* [WHAT IS BEING ASKED]
Output every line of the material exactly, omitting images.

* [TASK INPUTS]
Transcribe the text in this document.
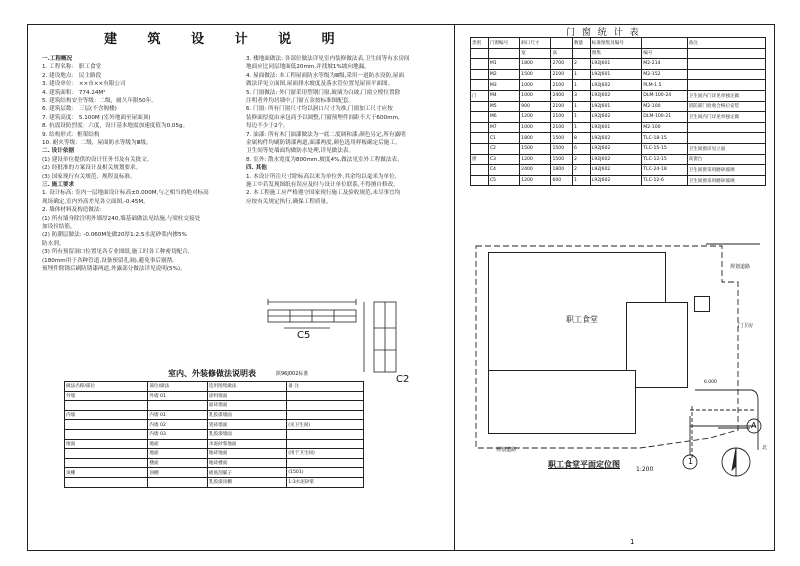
建 筑 设 计 说 明
一.工程概况
1. 工程名称： 职工食堂
2. 建设地点： 民主路段
3. 建设单位： ××市××有限公司
4. 建筑面积： 774.24M²
5. 建筑结构安全等级：二级，耐久年限50年。
6. 建筑层数： 三层(不含阁楼)
7. 建筑高度： 5.100M (室外地面至屋面顶)
8. 抗震设防烈度：六度，设计基本地震加速度值为0.05g。
9. 结构形式：框架结构
10. 耐火等级：二级，屋面防水等级为Ⅲ级。
二. 设计依据
(1) 建设单位提供的设计任务书及有关批文。
(2) 经批准的方案设计及相关规划要求。
(3) 国家现行有关规范、规程及标准。
三. 施工要求
1. 设计标高: 室内一层地面设计标高±0.000M,与之相当的绝对标高
现场确定,室内外高差见各立面图,-0.45M。
2. 墙体材料及构造做法:
(1) 所有墙身除注明外墙厚240,墙基础做法见结施,与梁柱交接处
加设拉结筋。
(2) 防潮层做法: -0.060M处做20厚1:2.5水泥砂浆内掺5%
防水剂。
(3) 所有预留洞口位置见各专业图纸,施工时各工种密切配合,
(180mm用于各种管道,设备预留孔洞),避免事后剔凿,
预埋件除锈后刷防锈漆两道,外露部分做法详见说明(5%)。
3. 楼地面做法: 各部位做法详见室内装修做法表,卫生间等有水房间
地面应比同层地面低20mm,并找坡1%坡向地漏。
4. 屋面做法: 本工程屋面防水等级为Ⅲ级,采用一道防水设防,屋面
做法详见立面图,屋面排水坡度及落水管位置见屋顶平面图。
5. 门窗做法: 外门窗采用塑钢门窗,玻璃为白玻,门窗立樘位置除
注明者外均居墙中,门窗五金按标准图配套。
6. 门窗: 所有门窗尺寸均以洞口尺寸为准,门窗加工尺寸应按
装修面厚度由承包商予以调整,门窗预埋件间距不大于600mm,
每边不少于2个。
7. 油漆: 所有木门油漆做法为一底二度调和漆,颜色另定,所有露明
金属构件均刷防锈漆两道,面漆两度,颜色选用样板确定后施工。
卫生间等处墙面均做防水处理,详见做法表。
8. 室外: 散水宽度为800mm,坡度4%,做法见室外工程做法表。
四. 其他
1. 本设计所注尺寸除标高以米为单位外,其余均以毫米为单位,
施工中若发现图纸有误应及时与设计单位联系,不得擅自修改。
2. 本工程施工应严格遵守国家现行施工及验收规范,未尽事宜均
应按有关规定执行,确保工程质量。
C5
C2
室内、外装修做法说明表	陕96J002标准
做法名称/部位	部位/做法	选用图集做法	备 注
外墙	外墙 01	涂料墙面	
		面砖墙面	
内墙	内墙 01	乳胶漆墙面	
	内墙 02	瓷砖墙面	(见卫生间)
	内墙 03	乳胶漆墙面	
地面	地面	水泥砂浆地面	
	地面	地砖地面	(用于卫生间)
	楼面	地砖楼面	
顶棚	顶棚	板底刮腻子	(1501)
		乳胶漆顶棚	1:3水泥砂浆
门 窗 统 计 表
类别	门窗编号	洞口尺寸		数量	标准图集及编号		备注
		宽	高		图集	编号	
	M1	1800	2700	2	L92J601	M2-214	
	M2	1500	2100	1	L92J601	M2-152	
	M3	1000	2100	1	L92J602	PLM-1.5	
门	M4	1000	2400	3	L92J602	DLM-100-24	卫生间内门详见单独定做
	M5	900	2100	1	L92J601	M2-100	消防部门验收合格后安装
	M6	1200	2100	1	L92J602	DLM-100-21	卫生间内门详见单独定做
	M7	1000	2100	1	L92J601	M2-100	
	C1	1800	1500	8	L92J602	TLC-18-15	
	C2	1500	1500	6	L92J602	TLC-15-15	卫生间窗详见立面
窗	C3	1200	1500	2	L92J602	TLC-12-15	高窗台
	C4	2400	1800	2	L92J602	TLC-24-18	卫生间窗采用磨砂玻璃
	C5	1200	600	1	L92J602	TLC-12-6	卫生间窗采用磨砂玻璃
职工食堂
规划道路
门卫房
规划道路
6.000
A
1
北
职工食堂平面定位图
1:200
1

* [ANSWER TO THE EXERCISE]
Transcribe the text in this document.
建 筑 设 计 说 明
一.工程概况
1. 工程名称： 职工食堂
2. 建设地点： 民主路段
3. 建设单位： ××市××有限公司
4. 建筑面积： 774.24M²
5. 建筑结构安全等级：二级，耐久年限50年。
6. 建筑层数： 三层(不含阁楼)
7. 建筑高度： 5.100M (室外地面至屋面顶)
8. 抗震设防烈度：六度，设计基本地震加速度值为0.05g。
9. 结构形式：框架结构
10. 耐火等级：二级，屋面防水等级为Ⅲ级。
二. 设计依据
(1) 建设单位提供的设计任务书及有关批文。
(2) 经批准的方案设计及相关规划要求。
(3) 国家现行有关规范、规程及标准。
三. 施工要求
1. 设计标高: 室内一层地面设计标高±0.000M,与之相当的绝对标高
现场确定,室内外高差见各立面图,-0.45M。
2. 墙体材料及构造做法:
(1) 所有墙身除注明外墙厚240,墙基础做法见结施,与梁柱交接处
加设拉结筋。
(2) 防潮层做法: -0.060M处做20厚1:2.5水泥砂浆内掺5%
防水剂。
(3) 所有预留洞口位置见各专业图纸,施工时各工种密切配合,
(180mm用于各种管道,设备预留孔洞),避免事后剔凿,
预埋件除锈后刷防锈漆两道,外露部分做法详见说明(5%)。
3. 楼地面做法: 各部位做法详见室内装修做法表,卫生间等有水房间
地面应比同层地面低20mm,并找坡1%坡向地漏。
4. 屋面做法: 本工程屋面防水等级为Ⅲ级,采用一道防水设防,屋面
做法详见立面图,屋面排水坡度及落水管位置见屋顶平面图。
5. 门窗做法: 外门窗采用塑钢门窗,玻璃为白玻,门窗立樘位置除
注明者外均居墙中,门窗五金按标准图配套。
6. 门窗: 所有门窗尺寸均以洞口尺寸为准,门窗加工尺寸应按
装修面厚度由承包商予以调整,门窗预埋件间距不大于600mm,
每边不少于2个。
7. 油漆: 所有木门油漆做法为一底二度调和漆,颜色另定,所有露明
金属构件均刷防锈漆两道,面漆两度,颜色选用样板确定后施工。
卫生间等处墙面均做防水处理,详见做法表。
8. 室外: 散水宽度为800mm,坡度4%,做法见室外工程做法表。
四. 其他
1. 本设计所注尺寸除标高以米为单位外,其余均以毫米为单位,
施工中若发现图纸有误应及时与设计单位联系,不得擅自修改。
2. 本工程施工应严格遵守国家现行施工及验收规范,未尽事宜均
应按有关规定执行,确保工程质量。
C5
C2
室内、外装修做法说明表	陕96J002标准
做法名称/部位	部位/做法	选用图集做法	备 注
外墙	外墙 01	涂料墙面	
		面砖墙面	
内墙	内墙 01	乳胶漆墙面	
	内墙 02	瓷砖墙面	(见卫生间)
	内墙 03	乳胶漆墙面	
地面	地面	水泥砂浆地面	
	地面	地砖地面	(用于卫生间)
	楼面	地砖楼面	
顶棚	顶棚	板底刮腻子	(1501)
		乳胶漆顶棚	1:3水泥砂浆
门 窗 统 计 表
类别	门窗编号	洞口尺寸		数量	标准图集及编号		备注
		宽	高		图集	编号	
	M1	1800	2700	2	L92J601	M2-214	
	M2	1500	2100	1	L92J601	M2-152	
	M3	1000	2100	1	L92J602	PLM-1.5	
门	M4	1000	2400	3	L92J602	DLM-100-24	卫生间内门详见单独定做
	M5	900	2100	1	L92J601	M2-100	消防部门验收合格后安装
	M6	1200	2100	1	L92J602	DLM-100-21	卫生间内门详见单独定做
	M7	1000	2100	1	L92J601	M2-100	
	C1	1800	1500	8	L92J602	TLC-18-15	
	C2	1500	1500	6	L92J602	TLC-15-15	卫生间窗详见立面
窗	C3	1200	1500	2	L92J602	TLC-12-15	高窗台
	C4	2400	1800	2	L92J602	TLC-24-18	卫生间窗采用磨砂玻璃
	C5	1200	600	1	L92J602	TLC-12-6	卫生间窗采用磨砂玻璃
职工食堂
规划道路
门卫房
规划道路
6.000
A
1
北
职工食堂平面定位图
1:200
1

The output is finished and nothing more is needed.